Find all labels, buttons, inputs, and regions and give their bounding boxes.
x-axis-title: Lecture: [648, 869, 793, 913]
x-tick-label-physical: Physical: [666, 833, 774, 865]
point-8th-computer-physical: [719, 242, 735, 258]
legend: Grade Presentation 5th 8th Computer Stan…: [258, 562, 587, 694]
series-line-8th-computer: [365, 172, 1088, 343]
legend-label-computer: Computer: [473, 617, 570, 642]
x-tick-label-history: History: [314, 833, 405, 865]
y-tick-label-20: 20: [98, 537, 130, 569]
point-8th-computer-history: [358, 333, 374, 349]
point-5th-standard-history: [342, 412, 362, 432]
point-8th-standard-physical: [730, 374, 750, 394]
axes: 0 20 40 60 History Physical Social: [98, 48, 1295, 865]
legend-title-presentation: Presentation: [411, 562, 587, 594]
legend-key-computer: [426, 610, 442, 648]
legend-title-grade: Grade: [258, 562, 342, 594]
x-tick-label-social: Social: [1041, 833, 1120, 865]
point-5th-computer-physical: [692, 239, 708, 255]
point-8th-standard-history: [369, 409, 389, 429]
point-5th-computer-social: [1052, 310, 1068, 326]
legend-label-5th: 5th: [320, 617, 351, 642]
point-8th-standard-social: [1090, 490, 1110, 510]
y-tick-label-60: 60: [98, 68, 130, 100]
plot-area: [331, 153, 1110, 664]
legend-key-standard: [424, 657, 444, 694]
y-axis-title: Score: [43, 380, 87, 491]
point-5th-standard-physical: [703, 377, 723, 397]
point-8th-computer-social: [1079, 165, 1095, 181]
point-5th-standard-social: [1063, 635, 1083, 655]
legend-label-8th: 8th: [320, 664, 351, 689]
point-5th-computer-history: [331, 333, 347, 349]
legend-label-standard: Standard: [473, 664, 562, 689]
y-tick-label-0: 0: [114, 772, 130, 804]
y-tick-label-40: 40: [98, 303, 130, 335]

Exercise task: Write out, character for character, the records from their first line through the line containing "legend: Grade Presentation", including both of those lines.

Exercise solution:
Find all labels, buttons, inputs, and regions and give their bounding boxes.
x-axis-title: Lecture: [648, 869, 793, 913]
x-tick-label-physical: Physical: [666, 833, 774, 865]
point-8th-computer-physical: [719, 242, 735, 258]
legend: Grade Presentation 5th 8th Computer Stan…: [258, 562, 587, 694]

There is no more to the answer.